▶ Material provided
<<<<
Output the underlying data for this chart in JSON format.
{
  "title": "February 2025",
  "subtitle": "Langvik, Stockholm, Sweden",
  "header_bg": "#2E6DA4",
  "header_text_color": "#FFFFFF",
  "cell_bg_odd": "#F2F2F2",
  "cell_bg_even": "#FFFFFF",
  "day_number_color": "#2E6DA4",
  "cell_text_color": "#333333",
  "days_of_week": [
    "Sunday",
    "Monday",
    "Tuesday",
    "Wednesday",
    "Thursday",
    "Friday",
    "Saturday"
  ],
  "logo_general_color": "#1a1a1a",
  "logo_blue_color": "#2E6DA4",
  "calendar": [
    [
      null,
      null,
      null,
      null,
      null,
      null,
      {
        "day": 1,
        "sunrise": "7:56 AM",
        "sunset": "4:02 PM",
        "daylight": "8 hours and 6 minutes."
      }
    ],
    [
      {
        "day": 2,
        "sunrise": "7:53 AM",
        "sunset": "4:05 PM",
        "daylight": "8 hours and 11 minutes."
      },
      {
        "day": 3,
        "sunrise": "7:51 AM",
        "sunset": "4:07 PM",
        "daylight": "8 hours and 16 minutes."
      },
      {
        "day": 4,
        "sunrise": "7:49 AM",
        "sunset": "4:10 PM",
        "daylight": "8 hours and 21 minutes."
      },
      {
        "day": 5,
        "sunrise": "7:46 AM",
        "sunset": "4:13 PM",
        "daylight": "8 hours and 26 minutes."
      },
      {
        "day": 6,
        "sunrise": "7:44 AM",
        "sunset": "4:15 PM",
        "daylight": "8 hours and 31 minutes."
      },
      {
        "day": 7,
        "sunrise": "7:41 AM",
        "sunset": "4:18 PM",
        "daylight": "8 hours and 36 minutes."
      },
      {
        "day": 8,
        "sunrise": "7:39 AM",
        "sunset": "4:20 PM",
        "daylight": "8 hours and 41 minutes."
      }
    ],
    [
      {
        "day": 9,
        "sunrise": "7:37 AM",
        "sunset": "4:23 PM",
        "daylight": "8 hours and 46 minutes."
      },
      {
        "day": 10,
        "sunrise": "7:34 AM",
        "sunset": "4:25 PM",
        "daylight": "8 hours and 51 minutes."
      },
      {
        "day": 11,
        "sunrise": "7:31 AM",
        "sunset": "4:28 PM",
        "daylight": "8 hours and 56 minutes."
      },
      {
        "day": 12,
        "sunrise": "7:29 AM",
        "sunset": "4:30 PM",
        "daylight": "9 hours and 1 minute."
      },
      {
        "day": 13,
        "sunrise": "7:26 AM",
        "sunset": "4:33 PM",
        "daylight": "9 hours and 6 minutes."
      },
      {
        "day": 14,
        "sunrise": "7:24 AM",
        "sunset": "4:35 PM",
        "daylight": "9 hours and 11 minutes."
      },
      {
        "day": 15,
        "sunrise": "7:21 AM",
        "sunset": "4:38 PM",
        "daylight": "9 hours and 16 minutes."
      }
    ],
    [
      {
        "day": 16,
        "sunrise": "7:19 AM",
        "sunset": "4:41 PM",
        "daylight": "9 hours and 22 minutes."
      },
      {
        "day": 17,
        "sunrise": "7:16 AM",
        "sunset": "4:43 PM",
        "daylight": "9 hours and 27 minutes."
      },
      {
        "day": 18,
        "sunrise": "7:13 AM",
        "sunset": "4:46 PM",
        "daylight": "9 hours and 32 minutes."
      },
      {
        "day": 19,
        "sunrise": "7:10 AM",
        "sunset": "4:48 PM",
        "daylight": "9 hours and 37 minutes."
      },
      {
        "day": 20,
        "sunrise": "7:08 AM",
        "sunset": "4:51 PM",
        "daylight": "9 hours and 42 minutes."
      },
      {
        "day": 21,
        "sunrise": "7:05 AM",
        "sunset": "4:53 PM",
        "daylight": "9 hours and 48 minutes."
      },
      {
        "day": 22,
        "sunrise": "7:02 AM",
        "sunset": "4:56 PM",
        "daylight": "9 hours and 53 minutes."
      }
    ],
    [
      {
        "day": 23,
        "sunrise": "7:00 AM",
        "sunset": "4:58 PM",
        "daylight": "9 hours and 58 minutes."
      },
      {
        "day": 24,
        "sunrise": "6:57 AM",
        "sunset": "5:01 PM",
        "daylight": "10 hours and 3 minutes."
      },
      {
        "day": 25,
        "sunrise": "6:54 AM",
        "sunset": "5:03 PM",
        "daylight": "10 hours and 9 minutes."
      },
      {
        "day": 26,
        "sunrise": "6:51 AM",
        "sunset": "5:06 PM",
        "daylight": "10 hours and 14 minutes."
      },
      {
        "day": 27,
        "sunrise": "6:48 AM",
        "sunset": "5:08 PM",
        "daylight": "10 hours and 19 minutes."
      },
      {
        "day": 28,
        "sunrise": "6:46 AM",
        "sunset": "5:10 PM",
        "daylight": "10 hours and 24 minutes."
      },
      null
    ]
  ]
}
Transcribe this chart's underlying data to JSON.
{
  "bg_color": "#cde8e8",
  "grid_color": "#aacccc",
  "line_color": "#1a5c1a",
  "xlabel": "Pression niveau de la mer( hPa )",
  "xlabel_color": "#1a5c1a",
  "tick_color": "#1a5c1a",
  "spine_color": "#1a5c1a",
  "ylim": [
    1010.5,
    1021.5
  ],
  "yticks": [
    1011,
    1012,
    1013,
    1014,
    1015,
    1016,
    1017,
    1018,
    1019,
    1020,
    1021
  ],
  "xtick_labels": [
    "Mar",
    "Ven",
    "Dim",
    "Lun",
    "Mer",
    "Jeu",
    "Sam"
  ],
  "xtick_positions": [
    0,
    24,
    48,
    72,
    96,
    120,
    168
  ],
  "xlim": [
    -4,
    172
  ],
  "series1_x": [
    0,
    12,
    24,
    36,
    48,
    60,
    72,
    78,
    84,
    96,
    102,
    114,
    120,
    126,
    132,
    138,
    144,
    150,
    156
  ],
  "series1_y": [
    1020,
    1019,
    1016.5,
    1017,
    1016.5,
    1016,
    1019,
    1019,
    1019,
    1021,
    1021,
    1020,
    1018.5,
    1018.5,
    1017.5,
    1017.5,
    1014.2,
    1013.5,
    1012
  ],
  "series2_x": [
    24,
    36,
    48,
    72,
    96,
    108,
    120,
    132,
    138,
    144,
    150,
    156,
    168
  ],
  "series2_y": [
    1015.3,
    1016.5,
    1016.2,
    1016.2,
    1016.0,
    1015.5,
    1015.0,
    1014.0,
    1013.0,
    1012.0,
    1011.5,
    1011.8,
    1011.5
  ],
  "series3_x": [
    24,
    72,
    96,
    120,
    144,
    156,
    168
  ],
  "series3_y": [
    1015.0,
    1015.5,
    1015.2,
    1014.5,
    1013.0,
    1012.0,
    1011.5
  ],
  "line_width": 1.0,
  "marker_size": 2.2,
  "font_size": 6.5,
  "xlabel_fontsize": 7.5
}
>>>>
▶ What is required
Output the entries exactly.

▶ Completed task
Output the underlying data for this chart in JSON format.
{
  "title": "February 2025",
  "subtitle": "Langvik, Stockholm, Sweden",
  "header_bg": "#2E6DA4",
  "header_text_color": "#FFFFFF",
  "cell_bg_odd": "#F2F2F2",
  "cell_bg_even": "#FFFFFF",
  "day_number_color": "#2E6DA4",
  "cell_text_color": "#333333",
  "days_of_week": [
    "Sunday",
    "Monday",
    "Tuesday",
    "Wednesday",
    "Thursday",
    "Friday",
    "Saturday"
  ],
  "logo_general_color": "#1a1a1a",
  "logo_blue_color": "#2E6DA4",
  "calendar": [
    [
      null,
      null,
      null,
      null,
      null,
      null,
      {
        "day": 1,
        "sunrise": "7:56 AM",
        "sunset": "4:02 PM",
        "daylight": "8 hours and 6 minutes."
      }
    ],
    [
      {
        "day": 2,
        "sunrise": "7:53 AM",
        "sunset": "4:05 PM",
        "daylight": "8 hours and 11 minutes."
      },
      {
        "day": 3,
        "sunrise": "7:51 AM",
        "sunset": "4:07 PM",
        "daylight": "8 hours and 16 minutes."
      },
      {
        "day": 4,
        "sunrise": "7:49 AM",
        "sunset": "4:10 PM",
        "daylight": "8 hours and 21 minutes."
      },
      {
        "day": 5,
        "sunrise": "7:46 AM",
        "sunset": "4:13 PM",
        "daylight": "8 hours and 26 minutes."
      },
      {
        "day": 6,
        "sunrise": "7:44 AM",
        "sunset": "4:15 PM",
        "daylight": "8 hours and 31 minutes."
      },
      {
        "day": 7,
        "sunrise": "7:41 AM",
        "sunset": "4:18 PM",
        "daylight": "8 hours and 36 minutes."
      },
      {
        "day": 8,
        "sunrise": "7:39 AM",
        "sunset": "4:20 PM",
        "daylight": "8 hours and 41 minutes."
      }
    ],
    [
      {
        "day": 9,
        "sunrise": "7:37 AM",
        "sunset": "4:23 PM",
        "daylight": "8 hours and 46 minutes."
      },
      {
        "day": 10,
        "sunrise": "7:34 AM",
        "sunset": "4:25 PM",
        "daylight": "8 hours and 51 minutes."
      },
      {
        "day": 11,
        "sunrise": "7:31 AM",
        "sunset": "4:28 PM",
        "daylight": "8 hours and 56 minutes."
      },
      {
        "day": 12,
        "sunrise": "7:29 AM",
        "sunset": "4:30 PM",
        "daylight": "9 hours and 1 minute."
      },
      {
        "day": 13,
        "sunrise": "7:26 AM",
        "sunset": "4:33 PM",
        "daylight": "9 hours and 6 minutes."
      },
      {
        "day": 14,
        "sunrise": "7:24 AM",
        "sunset": "4:35 PM",
        "daylight": "9 hours and 11 minutes."
      },
      {
        "day": 15,
        "sunrise": "7:21 AM",
        "sunset": "4:38 PM",
        "daylight": "9 hours and 16 minutes."
      }
    ],
    [
      {
        "day": 16,
        "sunrise": "7:19 AM",
        "sunset": "4:41 PM",
        "daylight": "9 hours and 22 minutes."
      },
      {
        "day": 17,
        "sunrise": "7:16 AM",
        "sunset": "4:43 PM",
        "daylight": "9 hours and 27 minutes."
      },
      {
        "day": 18,
        "sunrise": "7:13 AM",
        "sunset": "4:46 PM",
        "daylight": "9 hours and 32 minutes."
      },
      {
        "day": 19,
        "sunrise": "7:10 AM",
        "sunset": "4:48 PM",
        "daylight": "9 hours and 37 minutes."
      },
      {
        "day": 20,
        "sunrise": "7:08 AM",
        "sunset": "4:51 PM",
        "daylight": "9 hours and 42 minutes."
      },
      {
        "day": 21,
        "sunrise": "7:05 AM",
        "sunset": "4:53 PM",
        "daylight": "9 hours and 48 minutes."
      },
      {
        "day": 22,
        "sunrise": "7:02 AM",
        "sunset": "4:56 PM",
        "daylight": "9 hours and 53 minutes."
      }
    ],
    [
      {
        "day": 23,
        "sunrise": "7:00 AM",
        "sunset": "4:58 PM",
        "daylight": "9 hours and 58 minutes."
      },
      {
        "day": 24,
        "sunrise": "6:57 AM",
        "sunset": "5:01 PM",
        "daylight": "10 hours and 3 minutes."
      },
      {
        "day": 25,
        "sunrise": "6:54 AM",
        "sunset": "5:03 PM",
        "daylight": "10 hours and 9 minutes."
      },
      {
        "day": 26,
        "sunrise": "6:51 AM",
        "sunset": "5:06 PM",
        "daylight": "10 hours and 14 minutes."
      },
      {
        "day": 27,
        "sunrise": "6:48 AM",
        "sunset": "5:08 PM",
        "daylight": "10 hours and 19 minutes."
      },
      {
        "day": 28,
        "sunrise": "6:46 AM",
        "sunset": "5:10 PM",
        "daylight": "10 hours and 24 minutes."
      },
      null
    ]
  ]
}
Transcribe this chart's underlying data to JSON.
{
  "bg_color": "#cde8e8",
  "grid_color": "#aacccc",
  "line_color": "#1a5c1a",
  "xlabel": "Pression niveau de la mer( hPa )",
  "xlabel_color": "#1a5c1a",
  "tick_color": "#1a5c1a",
  "spine_color": "#1a5c1a",
  "ylim": [
    1010.5,
    1021.5
  ],
  "yticks": [
    1011,
    1012,
    1013,
    1014,
    1015,
    1016,
    1017,
    1018,
    1019,
    1020,
    1021
  ],
  "xtick_labels": [
    "Mar",
    "Ven",
    "Dim",
    "Lun",
    "Mer",
    "Jeu",
    "Sam"
  ],
  "xtick_positions": [
    0,
    24,
    48,
    72,
    96,
    120,
    168
  ],
  "xlim": [
    -4,
    172
  ],
  "series1_x": [
    0,
    12,
    24,
    36,
    48,
    60,
    72,
    78,
    84,
    96,
    102,
    114,
    120,
    126,
    132,
    138,
    144,
    150,
    156
  ],
  "series1_y": [
    1020,
    1019,
    1016.5,
    1017,
    1016.5,
    1016,
    1019,
    1019,
    1019,
    1021,
    1021,
    1020,
    1018.5,
    1018.5,
    1017.5,
    1017.5,
    1014.2,
    1013.5,
    1012
  ],
  "series2_x": [
    24,
    36,
    48,
    72,
    96,
    108,
    120,
    132,
    138,
    144,
    150,
    156,
    168
  ],
  "series2_y": [
    1015.3,
    1016.5,
    1016.2,
    1016.2,
    1016.0,
    1015.5,
    1015.0,
    1014.0,
    1013.0,
    1012.0,
    1011.5,
    1011.8,
    1011.5
  ],
  "series3_x": [
    24,
    72,
    96,
    120,
    144,
    156,
    168
  ],
  "series3_y": [
    1015.0,
    1015.5,
    1015.2,
    1014.5,
    1013.0,
    1012.0,
    1011.5
  ],
  "line_width": 1.0,
  "marker_size": 2.2,
  "font_size": 6.5,
  "xlabel_fontsize": 7.5
}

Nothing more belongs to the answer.